**RECORDS SUPPLIED:**
● ● ● ●

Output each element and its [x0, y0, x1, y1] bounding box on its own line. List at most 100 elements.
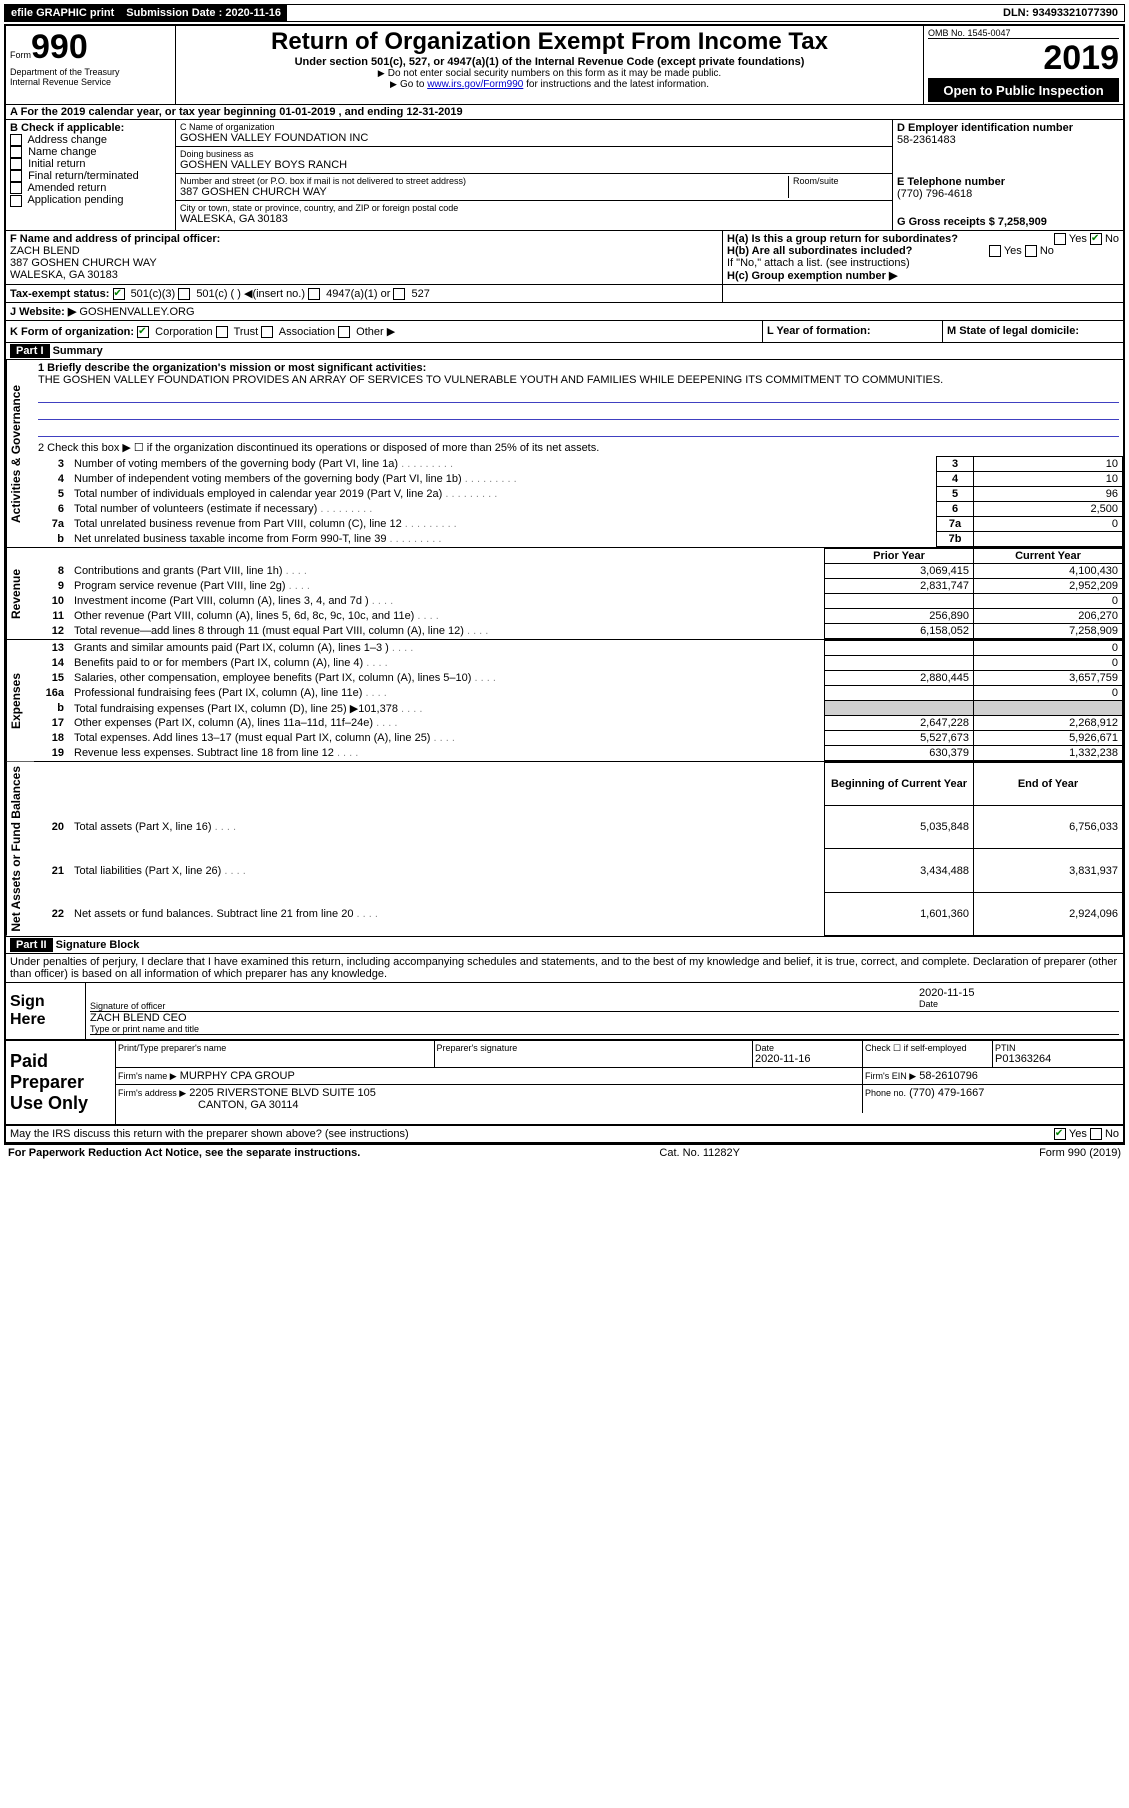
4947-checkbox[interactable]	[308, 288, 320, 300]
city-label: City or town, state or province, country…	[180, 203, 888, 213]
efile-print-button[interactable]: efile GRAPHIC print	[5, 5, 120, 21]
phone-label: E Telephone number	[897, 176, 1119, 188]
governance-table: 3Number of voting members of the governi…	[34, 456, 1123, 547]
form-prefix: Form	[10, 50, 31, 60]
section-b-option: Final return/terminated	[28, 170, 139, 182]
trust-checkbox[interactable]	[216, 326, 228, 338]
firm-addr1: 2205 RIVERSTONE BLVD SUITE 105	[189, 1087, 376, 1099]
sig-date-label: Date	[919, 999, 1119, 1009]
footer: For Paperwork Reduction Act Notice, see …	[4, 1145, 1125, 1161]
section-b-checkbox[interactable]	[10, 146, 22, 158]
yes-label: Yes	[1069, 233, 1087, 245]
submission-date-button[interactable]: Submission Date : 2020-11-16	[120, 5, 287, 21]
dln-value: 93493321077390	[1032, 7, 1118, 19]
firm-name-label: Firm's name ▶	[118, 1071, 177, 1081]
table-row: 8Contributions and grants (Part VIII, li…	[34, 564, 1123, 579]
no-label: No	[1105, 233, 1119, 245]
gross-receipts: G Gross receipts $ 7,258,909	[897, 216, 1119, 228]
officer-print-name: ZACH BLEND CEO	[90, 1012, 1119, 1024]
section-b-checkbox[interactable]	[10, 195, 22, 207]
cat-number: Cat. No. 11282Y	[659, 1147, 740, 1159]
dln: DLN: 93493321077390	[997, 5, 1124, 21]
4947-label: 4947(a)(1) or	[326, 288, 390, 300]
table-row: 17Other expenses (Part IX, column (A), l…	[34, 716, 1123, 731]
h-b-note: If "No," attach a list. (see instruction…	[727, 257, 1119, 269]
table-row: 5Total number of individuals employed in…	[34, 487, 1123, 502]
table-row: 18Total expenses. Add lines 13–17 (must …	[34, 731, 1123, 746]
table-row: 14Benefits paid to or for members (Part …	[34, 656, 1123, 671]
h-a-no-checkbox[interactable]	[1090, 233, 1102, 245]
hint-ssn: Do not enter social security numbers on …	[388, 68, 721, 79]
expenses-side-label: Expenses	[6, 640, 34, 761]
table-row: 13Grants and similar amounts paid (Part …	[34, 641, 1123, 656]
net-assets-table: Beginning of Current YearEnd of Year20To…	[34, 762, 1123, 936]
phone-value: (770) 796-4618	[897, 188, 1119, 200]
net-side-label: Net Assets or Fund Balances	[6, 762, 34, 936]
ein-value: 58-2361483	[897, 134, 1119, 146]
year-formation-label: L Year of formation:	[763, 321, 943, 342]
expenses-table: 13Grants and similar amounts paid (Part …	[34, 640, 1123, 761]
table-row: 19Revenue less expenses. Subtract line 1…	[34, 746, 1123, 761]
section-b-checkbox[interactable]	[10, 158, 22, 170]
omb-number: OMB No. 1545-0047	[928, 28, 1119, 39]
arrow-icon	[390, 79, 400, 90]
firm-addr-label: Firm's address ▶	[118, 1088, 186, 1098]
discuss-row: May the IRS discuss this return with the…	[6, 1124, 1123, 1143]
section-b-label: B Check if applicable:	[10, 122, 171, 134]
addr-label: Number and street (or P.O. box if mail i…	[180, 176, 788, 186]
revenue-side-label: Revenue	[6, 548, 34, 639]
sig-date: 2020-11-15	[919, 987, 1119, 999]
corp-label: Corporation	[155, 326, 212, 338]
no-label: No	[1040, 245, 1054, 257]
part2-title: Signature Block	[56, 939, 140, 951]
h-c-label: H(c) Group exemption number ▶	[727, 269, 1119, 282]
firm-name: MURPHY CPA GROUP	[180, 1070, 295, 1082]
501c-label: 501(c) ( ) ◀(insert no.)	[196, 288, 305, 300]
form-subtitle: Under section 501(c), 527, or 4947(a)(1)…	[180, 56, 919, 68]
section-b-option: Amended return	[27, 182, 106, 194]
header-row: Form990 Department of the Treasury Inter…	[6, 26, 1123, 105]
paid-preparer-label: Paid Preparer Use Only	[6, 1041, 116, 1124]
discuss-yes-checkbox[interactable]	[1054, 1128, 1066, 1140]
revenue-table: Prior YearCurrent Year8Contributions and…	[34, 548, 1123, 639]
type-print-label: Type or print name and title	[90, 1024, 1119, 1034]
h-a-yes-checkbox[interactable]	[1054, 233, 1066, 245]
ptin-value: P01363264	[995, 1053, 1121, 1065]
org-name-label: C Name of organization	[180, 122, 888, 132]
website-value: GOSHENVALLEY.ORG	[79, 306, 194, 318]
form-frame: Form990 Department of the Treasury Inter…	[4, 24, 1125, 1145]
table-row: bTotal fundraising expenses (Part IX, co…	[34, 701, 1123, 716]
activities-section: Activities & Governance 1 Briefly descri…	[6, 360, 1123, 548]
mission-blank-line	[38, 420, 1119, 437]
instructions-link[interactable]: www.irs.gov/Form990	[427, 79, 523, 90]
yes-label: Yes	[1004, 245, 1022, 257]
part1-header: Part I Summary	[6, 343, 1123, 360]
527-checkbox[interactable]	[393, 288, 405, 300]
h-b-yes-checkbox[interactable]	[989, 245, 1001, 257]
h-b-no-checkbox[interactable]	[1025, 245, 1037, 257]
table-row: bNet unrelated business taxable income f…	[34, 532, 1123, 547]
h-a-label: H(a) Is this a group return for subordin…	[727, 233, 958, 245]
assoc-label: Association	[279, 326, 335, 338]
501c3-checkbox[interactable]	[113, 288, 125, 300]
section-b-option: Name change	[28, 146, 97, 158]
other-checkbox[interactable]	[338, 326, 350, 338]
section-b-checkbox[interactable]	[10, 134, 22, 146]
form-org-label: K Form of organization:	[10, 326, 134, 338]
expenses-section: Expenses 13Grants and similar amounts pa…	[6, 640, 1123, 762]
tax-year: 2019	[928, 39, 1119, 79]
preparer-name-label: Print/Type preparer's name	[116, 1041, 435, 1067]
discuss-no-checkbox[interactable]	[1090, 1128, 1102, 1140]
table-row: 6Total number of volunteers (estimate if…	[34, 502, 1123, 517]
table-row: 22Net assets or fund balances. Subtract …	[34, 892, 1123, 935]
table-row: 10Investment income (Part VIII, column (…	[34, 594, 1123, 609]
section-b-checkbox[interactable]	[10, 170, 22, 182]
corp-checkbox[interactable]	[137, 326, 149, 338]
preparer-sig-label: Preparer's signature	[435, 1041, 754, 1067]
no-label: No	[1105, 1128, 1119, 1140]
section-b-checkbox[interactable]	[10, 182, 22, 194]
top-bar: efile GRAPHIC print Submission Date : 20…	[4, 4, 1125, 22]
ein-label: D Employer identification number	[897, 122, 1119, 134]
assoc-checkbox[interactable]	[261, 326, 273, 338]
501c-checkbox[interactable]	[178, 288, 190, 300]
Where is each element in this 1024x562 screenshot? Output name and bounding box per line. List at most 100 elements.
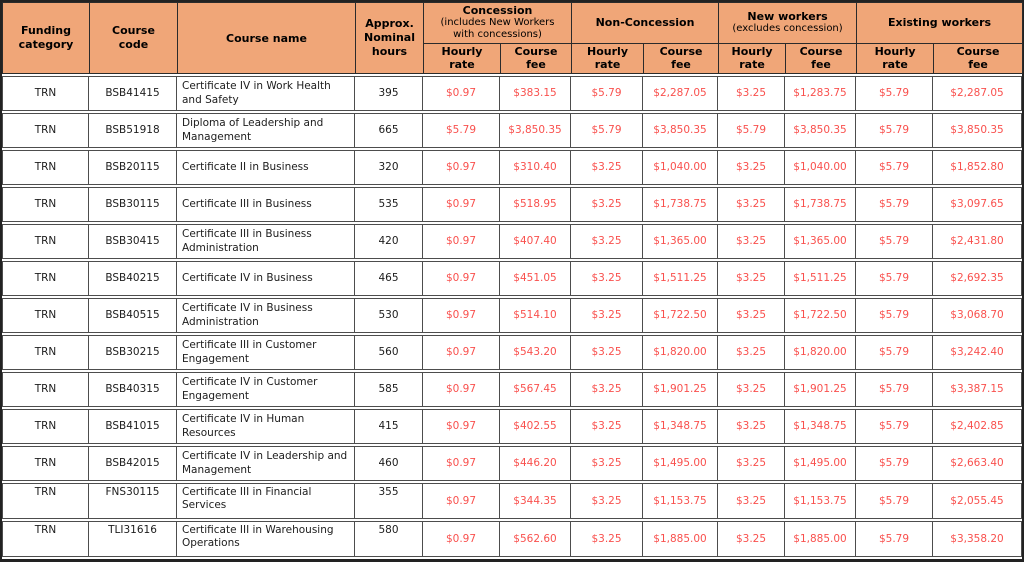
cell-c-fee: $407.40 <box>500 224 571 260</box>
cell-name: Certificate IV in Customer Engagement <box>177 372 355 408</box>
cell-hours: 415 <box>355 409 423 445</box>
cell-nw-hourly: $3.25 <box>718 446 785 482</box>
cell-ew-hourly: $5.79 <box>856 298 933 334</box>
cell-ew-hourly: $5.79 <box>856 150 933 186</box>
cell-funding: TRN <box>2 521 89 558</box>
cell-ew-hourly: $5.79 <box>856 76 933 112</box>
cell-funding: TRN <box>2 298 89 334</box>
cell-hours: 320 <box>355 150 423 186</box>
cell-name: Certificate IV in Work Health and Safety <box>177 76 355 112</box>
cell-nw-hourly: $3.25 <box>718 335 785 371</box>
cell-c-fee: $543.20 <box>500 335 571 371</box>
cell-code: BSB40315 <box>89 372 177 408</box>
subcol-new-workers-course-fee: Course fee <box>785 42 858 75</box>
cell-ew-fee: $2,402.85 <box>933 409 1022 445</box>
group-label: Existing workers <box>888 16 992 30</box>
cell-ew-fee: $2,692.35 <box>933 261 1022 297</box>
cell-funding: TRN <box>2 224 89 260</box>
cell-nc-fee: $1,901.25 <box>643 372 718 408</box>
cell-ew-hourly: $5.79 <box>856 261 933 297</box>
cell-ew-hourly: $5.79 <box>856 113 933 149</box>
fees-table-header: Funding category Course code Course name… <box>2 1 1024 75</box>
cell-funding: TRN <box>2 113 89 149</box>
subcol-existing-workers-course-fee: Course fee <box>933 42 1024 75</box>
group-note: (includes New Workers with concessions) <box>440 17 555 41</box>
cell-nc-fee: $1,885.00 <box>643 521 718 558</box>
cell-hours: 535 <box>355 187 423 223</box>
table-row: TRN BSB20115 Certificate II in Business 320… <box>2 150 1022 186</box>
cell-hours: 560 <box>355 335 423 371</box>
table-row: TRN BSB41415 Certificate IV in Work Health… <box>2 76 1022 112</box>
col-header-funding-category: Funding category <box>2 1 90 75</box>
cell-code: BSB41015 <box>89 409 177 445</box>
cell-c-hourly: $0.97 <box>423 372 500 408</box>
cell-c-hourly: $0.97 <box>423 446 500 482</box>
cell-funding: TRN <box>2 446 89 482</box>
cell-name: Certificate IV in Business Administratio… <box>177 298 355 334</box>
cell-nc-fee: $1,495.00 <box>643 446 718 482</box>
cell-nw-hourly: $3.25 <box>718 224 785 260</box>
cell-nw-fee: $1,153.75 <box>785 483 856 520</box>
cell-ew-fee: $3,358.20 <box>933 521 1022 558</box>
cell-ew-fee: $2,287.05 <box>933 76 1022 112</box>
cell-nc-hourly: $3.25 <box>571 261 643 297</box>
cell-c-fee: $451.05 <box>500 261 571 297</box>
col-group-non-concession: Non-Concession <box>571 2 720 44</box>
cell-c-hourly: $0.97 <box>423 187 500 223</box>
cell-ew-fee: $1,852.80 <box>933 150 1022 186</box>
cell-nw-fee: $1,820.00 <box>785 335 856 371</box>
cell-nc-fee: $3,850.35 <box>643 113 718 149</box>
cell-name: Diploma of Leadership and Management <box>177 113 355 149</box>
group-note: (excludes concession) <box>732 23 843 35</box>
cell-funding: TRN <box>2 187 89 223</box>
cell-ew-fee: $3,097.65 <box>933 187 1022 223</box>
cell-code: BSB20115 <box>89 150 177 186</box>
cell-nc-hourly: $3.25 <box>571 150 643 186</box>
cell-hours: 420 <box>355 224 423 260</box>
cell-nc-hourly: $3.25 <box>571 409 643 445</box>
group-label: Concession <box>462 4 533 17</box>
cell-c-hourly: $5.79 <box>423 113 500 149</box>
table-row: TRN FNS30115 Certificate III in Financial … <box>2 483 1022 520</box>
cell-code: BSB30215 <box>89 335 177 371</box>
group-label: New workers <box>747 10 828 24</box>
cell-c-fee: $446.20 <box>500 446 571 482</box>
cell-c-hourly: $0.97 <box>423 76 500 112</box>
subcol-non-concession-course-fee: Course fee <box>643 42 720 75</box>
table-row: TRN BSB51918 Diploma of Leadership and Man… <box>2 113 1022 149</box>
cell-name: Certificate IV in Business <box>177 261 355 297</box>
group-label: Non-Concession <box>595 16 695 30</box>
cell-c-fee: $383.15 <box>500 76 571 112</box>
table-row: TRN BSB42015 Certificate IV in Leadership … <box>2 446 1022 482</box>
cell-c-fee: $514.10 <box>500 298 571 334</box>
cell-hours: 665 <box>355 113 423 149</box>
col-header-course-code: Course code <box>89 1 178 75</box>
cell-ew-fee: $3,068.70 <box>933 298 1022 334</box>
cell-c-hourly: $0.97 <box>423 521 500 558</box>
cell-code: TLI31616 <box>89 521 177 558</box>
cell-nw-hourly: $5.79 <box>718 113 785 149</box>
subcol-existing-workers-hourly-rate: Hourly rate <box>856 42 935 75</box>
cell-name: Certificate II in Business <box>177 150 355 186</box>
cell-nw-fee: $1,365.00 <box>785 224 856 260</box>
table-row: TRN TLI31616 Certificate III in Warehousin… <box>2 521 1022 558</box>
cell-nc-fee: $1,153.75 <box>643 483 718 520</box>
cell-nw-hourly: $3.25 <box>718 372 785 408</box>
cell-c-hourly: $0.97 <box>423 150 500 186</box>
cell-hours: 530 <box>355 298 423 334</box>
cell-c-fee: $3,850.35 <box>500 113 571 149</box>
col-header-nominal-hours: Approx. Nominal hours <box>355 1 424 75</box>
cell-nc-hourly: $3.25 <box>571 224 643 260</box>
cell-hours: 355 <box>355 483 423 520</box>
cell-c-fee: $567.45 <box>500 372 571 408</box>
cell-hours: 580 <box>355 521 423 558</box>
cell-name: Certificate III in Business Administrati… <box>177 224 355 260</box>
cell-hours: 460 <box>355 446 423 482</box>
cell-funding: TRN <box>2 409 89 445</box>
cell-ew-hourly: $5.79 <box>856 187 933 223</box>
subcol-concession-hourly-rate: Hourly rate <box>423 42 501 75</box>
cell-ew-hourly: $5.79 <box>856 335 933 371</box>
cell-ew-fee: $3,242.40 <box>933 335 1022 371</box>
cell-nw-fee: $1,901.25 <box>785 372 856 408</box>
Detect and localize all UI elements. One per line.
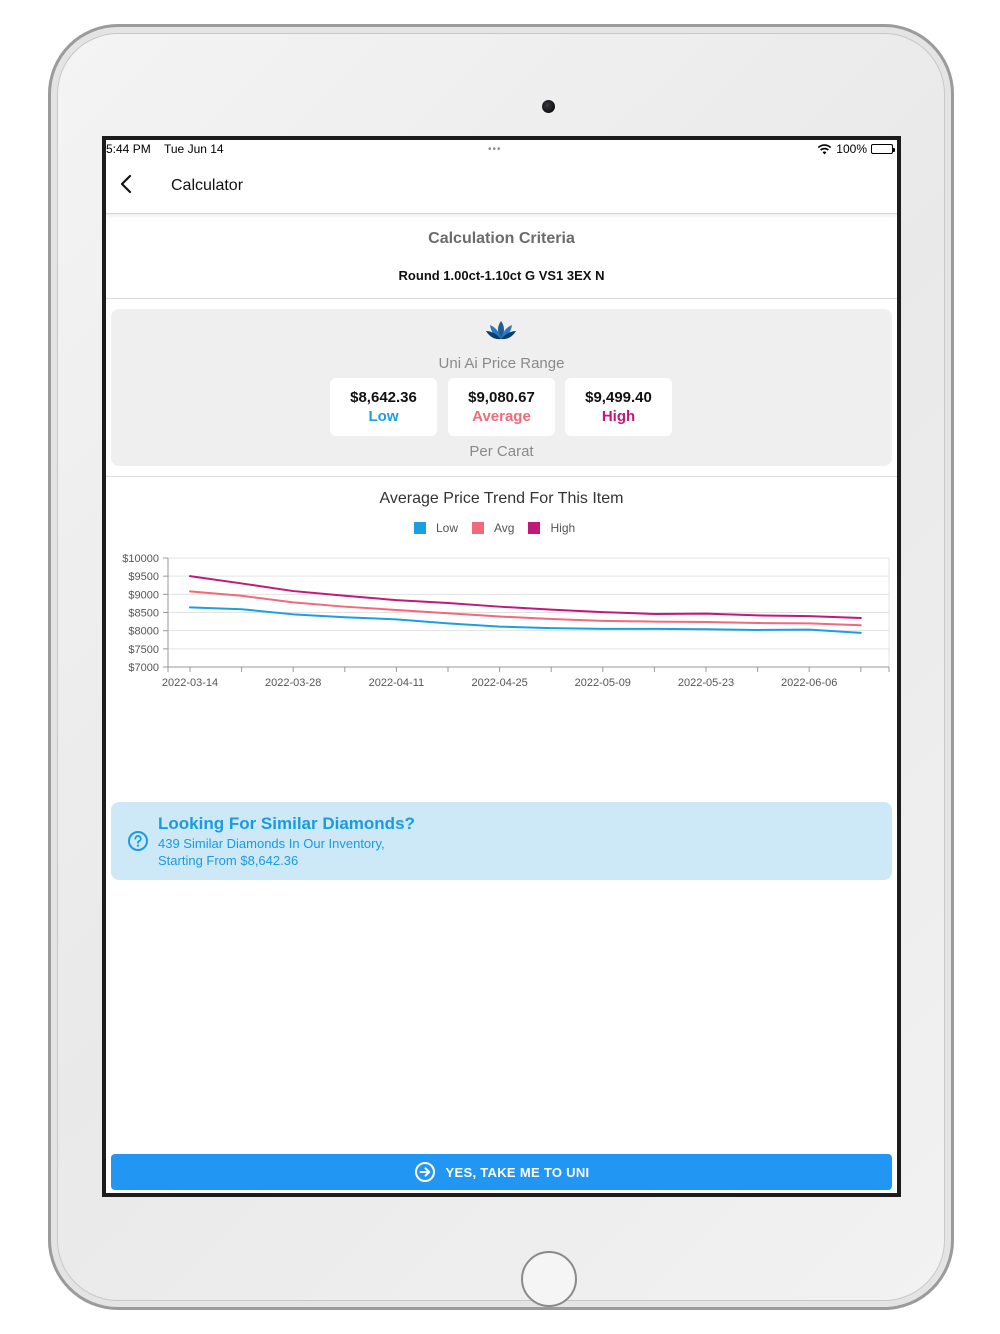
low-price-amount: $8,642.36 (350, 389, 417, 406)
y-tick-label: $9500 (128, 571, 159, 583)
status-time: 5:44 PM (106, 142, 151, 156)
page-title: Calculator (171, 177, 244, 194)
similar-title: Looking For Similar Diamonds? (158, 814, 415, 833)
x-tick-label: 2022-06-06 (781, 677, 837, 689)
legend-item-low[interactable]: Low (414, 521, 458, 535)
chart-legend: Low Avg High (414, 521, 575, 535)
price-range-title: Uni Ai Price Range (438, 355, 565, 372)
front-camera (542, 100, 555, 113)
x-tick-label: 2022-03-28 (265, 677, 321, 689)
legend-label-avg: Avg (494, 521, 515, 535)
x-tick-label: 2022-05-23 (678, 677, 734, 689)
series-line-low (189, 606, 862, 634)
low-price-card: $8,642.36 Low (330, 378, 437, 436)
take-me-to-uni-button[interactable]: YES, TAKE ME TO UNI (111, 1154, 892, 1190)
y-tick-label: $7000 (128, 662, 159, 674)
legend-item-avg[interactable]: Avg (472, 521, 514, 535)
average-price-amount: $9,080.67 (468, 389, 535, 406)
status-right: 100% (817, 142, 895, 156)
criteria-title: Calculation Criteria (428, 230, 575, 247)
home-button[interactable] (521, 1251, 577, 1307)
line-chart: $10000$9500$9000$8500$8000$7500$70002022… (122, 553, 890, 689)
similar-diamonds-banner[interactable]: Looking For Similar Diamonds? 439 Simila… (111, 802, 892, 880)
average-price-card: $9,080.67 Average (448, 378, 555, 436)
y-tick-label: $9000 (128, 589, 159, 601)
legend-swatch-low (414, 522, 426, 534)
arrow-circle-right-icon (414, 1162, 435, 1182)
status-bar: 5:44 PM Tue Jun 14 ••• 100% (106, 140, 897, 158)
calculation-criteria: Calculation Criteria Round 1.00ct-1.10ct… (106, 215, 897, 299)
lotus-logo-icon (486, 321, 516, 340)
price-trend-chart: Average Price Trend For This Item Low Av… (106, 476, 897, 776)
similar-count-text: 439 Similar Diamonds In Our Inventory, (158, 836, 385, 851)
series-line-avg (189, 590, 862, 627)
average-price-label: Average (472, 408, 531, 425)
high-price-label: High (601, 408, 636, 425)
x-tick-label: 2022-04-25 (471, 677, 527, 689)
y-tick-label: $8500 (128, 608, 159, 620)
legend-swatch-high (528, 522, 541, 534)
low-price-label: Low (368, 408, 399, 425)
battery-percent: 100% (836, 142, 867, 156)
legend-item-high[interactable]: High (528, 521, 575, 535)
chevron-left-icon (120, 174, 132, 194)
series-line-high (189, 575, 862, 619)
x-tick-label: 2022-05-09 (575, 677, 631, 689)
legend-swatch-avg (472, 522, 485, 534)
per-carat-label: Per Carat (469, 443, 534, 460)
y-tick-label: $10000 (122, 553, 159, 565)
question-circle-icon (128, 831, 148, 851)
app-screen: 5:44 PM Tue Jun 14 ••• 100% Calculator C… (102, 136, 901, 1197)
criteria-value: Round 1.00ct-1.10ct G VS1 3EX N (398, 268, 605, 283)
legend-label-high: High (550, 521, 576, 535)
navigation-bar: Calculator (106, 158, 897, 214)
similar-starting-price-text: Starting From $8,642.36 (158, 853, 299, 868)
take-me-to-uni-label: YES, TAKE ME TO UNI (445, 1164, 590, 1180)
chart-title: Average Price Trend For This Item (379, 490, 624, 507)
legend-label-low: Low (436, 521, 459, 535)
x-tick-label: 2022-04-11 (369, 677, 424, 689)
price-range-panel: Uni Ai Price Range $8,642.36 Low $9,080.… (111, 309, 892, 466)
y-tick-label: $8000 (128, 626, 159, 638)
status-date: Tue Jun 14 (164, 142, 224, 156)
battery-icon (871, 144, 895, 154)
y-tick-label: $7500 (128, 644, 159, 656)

● ● ● ●

**DIRECTIONS FOR THIS TASK:**
List each line of the entries above that contains the string "battery".

**WRITTEN ANSWER:**
battery-percent: 100% (836, 142, 867, 156)
battery-icon (871, 144, 895, 154)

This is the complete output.